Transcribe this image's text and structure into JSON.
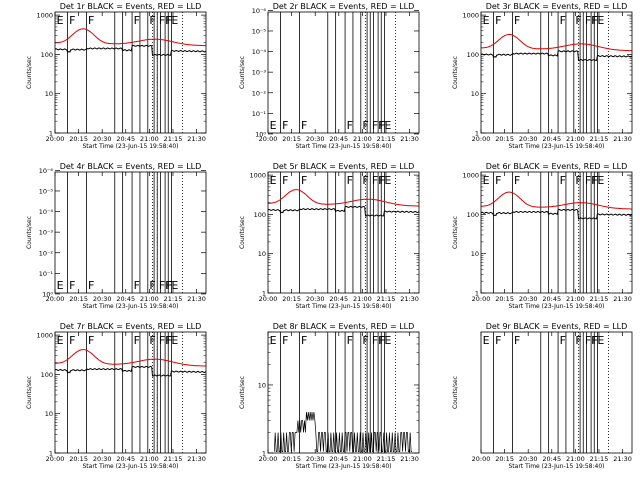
{
  "x_ticks": [
    "20:00",
    "20:15",
    "20:30",
    "20:45",
    "21:00",
    "21:15",
    "21:30"
  ],
  "x_tick_values": [
    0,
    15,
    30,
    45,
    60,
    75,
    90
  ],
  "xlim": [
    0,
    96
  ],
  "xlabel": "Start Time (23-Jun-15 19:58:40)",
  "ylabel": "Counts/sec",
  "vlines": [
    8,
    20,
    38,
    43,
    49,
    54,
    59,
    63,
    65,
    67,
    70,
    72,
    74
  ],
  "dotted_vlines": [
    62,
    81
  ],
  "flags": [
    {
      "x": 1,
      "label": "E"
    },
    {
      "x": 9,
      "label": "F"
    },
    {
      "x": 21,
      "label": "F"
    },
    {
      "x": 50,
      "label": "F"
    },
    {
      "x": 60,
      "label": "F"
    },
    {
      "x": 66,
      "label": "F"
    },
    {
      "x": 70,
      "label": "F"
    },
    {
      "x": 71,
      "label": "F"
    },
    {
      "x": 74,
      "label": "E"
    }
  ],
  "ticks_dec": [
    "1",
    "10",
    "100",
    "1000"
  ],
  "ticks_exp": [
    "10⁰",
    "10⁻¹",
    "10⁻²",
    "10⁻³",
    "10⁻⁴",
    "10⁻⁵",
    "10⁻⁶"
  ],
  "ticks_det8": [
    "1",
    "10"
  ],
  "series_colors": {
    "events": "#000000",
    "lld": "#e00000"
  },
  "chart_data": [
    {
      "type": "line",
      "title": "Det 1r BLACK = Events, RED = LLD",
      "yscale": "log",
      "ylim": [
        1,
        1200
      ],
      "yticks": "dec",
      "series": [
        {
          "name": "Events",
          "kind": "events"
        },
        {
          "name": "LLD",
          "kind": "lld"
        }
      ],
      "events_base": 135,
      "events_high": 165,
      "lld_base": 195,
      "lld_peak1": 460,
      "lld_peak2": 270
    }
  ],
  "panels": [
    {
      "title": "Det 1r BLACK = Events, RED = LLD",
      "yticks": "dec",
      "ylim": [
        1,
        1200
      ],
      "mode": "full",
      "ev_base": 135,
      "ev_high": 165,
      "lld_base": 195,
      "lld_p1": 460,
      "lld_p2": 270
    },
    {
      "title": "Det 2r BLACK = Events, RED = LLD",
      "yticks": "exp",
      "ylim": [
        0.9,
        1.2e-06
      ],
      "mode": "empty"
    },
    {
      "title": "Det 3r BLACK = Events, RED = LLD",
      "yticks": "dec",
      "ylim": [
        1,
        1200
      ],
      "mode": "full",
      "ev_base": 100,
      "ev_high": 120,
      "lld_base": 145,
      "lld_p1": 330,
      "lld_p2": 205
    },
    {
      "title": "Det 4r BLACK = Events, RED = LLD",
      "yticks": "exp",
      "ylim": [
        0.9,
        1.2e-06
      ],
      "mode": "empty"
    },
    {
      "title": "Det 5r BLACK = Events, RED = LLD",
      "yticks": "dec",
      "ylim": [
        1,
        1200
      ],
      "mode": "full",
      "ev_base": 130,
      "ev_high": 155,
      "lld_base": 190,
      "lld_p1": 440,
      "lld_p2": 270
    },
    {
      "title": "Det 6r BLACK = Events, RED = LLD",
      "yticks": "dec",
      "ylim": [
        1,
        1200
      ],
      "mode": "full",
      "ev_base": 110,
      "ev_high": 130,
      "lld_base": 160,
      "lld_p1": 380,
      "lld_p2": 220
    },
    {
      "title": "Det 7r BLACK = Events, RED = LLD",
      "yticks": "dec",
      "ylim": [
        1,
        1200
      ],
      "mode": "full",
      "ev_base": 130,
      "ev_high": 155,
      "lld_base": 190,
      "lld_p1": 440,
      "lld_p2": 270
    },
    {
      "title": "Det 8r BLACK = Events, RED = LLD",
      "yticks": "det8",
      "ylim": [
        1,
        60
      ],
      "mode": "noise"
    },
    {
      "title": "Det 9r BLACK = Events, RED = LLD",
      "yticks": "none",
      "ylim": [
        1,
        1200
      ],
      "mode": "empty"
    }
  ]
}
◇ ◇ ◇ ◇ ◇ ◇ ◇
**WHAT IS REQUIRED**.
Leave the images out and output the remaining material exactly as it stands.

**ANSWER TO THE PROBLEM**.
Transcribe this image's text and structure into JSON.
{
  "x_ticks": [
    "20:00",
    "20:15",
    "20:30",
    "20:45",
    "21:00",
    "21:15",
    "21:30"
  ],
  "x_tick_values": [
    0,
    15,
    30,
    45,
    60,
    75,
    90
  ],
  "xlim": [
    0,
    96
  ],
  "xlabel": "Start Time (23-Jun-15 19:58:40)",
  "ylabel": "Counts/sec",
  "vlines": [
    8,
    20,
    38,
    43,
    49,
    54,
    59,
    63,
    65,
    67,
    70,
    72,
    74
  ],
  "dotted_vlines": [
    62,
    81
  ],
  "flags": [
    {
      "x": 1,
      "label": "E"
    },
    {
      "x": 9,
      "label": "F"
    },
    {
      "x": 21,
      "label": "F"
    },
    {
      "x": 50,
      "label": "F"
    },
    {
      "x": 60,
      "label": "F"
    },
    {
      "x": 66,
      "label": "F"
    },
    {
      "x": 70,
      "label": "F"
    },
    {
      "x": 71,
      "label": "F"
    },
    {
      "x": 74,
      "label": "E"
    }
  ],
  "ticks_dec": [
    "1",
    "10",
    "100",
    "1000"
  ],
  "ticks_exp": [
    "10⁰",
    "10⁻¹",
    "10⁻²",
    "10⁻³",
    "10⁻⁴",
    "10⁻⁵",
    "10⁻⁶"
  ],
  "ticks_det8": [
    "1",
    "10"
  ],
  "series_colors": {
    "events": "#000000",
    "lld": "#e00000"
  },
  "chart_data": [
    {
      "type": "line",
      "title": "Det 1r BLACK = Events, RED = LLD",
      "yscale": "log",
      "ylim": [
        1,
        1200
      ],
      "yticks": "dec",
      "series": [
        {
          "name": "Events",
          "kind": "events"
        },
        {
          "name": "LLD",
          "kind": "lld"
        }
      ],
      "events_base": 135,
      "events_high": 165,
      "lld_base": 195,
      "lld_peak1": 460,
      "lld_peak2": 270
    }
  ],
  "panels": [
    {
      "title": "Det 1r BLACK = Events, RED = LLD",
      "yticks": "dec",
      "ylim": [
        1,
        1200
      ],
      "mode": "full",
      "ev_base": 135,
      "ev_high": 165,
      "lld_base": 195,
      "lld_p1": 460,
      "lld_p2": 270
    },
    {
      "title": "Det 2r BLACK = Events, RED = LLD",
      "yticks": "exp",
      "ylim": [
        0.9,
        1.2e-06
      ],
      "mode": "empty"
    },
    {
      "title": "Det 3r BLACK = Events, RED = LLD",
      "yticks": "dec",
      "ylim": [
        1,
        1200
      ],
      "mode": "full",
      "ev_base": 100,
      "ev_high": 120,
      "lld_base": 145,
      "lld_p1": 330,
      "lld_p2": 205
    },
    {
      "title": "Det 4r BLACK = Events, RED = LLD",
      "yticks": "exp",
      "ylim": [
        0.9,
        1.2e-06
      ],
      "mode": "empty"
    },
    {
      "title": "Det 5r BLACK = Events, RED = LLD",
      "yticks": "dec",
      "ylim": [
        1,
        1200
      ],
      "mode": "full",
      "ev_base": 130,
      "ev_high": 155,
      "lld_base": 190,
      "lld_p1": 440,
      "lld_p2": 270
    },
    {
      "title": "Det 6r BLACK = Events, RED = LLD",
      "yticks": "dec",
      "ylim": [
        1,
        1200
      ],
      "mode": "full",
      "ev_base": 110,
      "ev_high": 130,
      "lld_base": 160,
      "lld_p1": 380,
      "lld_p2": 220
    },
    {
      "title": "Det 7r BLACK = Events, RED = LLD",
      "yticks": "dec",
      "ylim": [
        1,
        1200
      ],
      "mode": "full",
      "ev_base": 130,
      "ev_high": 155,
      "lld_base": 190,
      "lld_p1": 440,
      "lld_p2": 270
    },
    {
      "title": "Det 8r BLACK = Events, RED = LLD",
      "yticks": "det8",
      "ylim": [
        1,
        60
      ],
      "mode": "noise"
    },
    {
      "title": "Det 9r BLACK = Events, RED = LLD",
      "yticks": "none",
      "ylim": [
        1,
        1200
      ],
      "mode": "empty"
    }
  ]
}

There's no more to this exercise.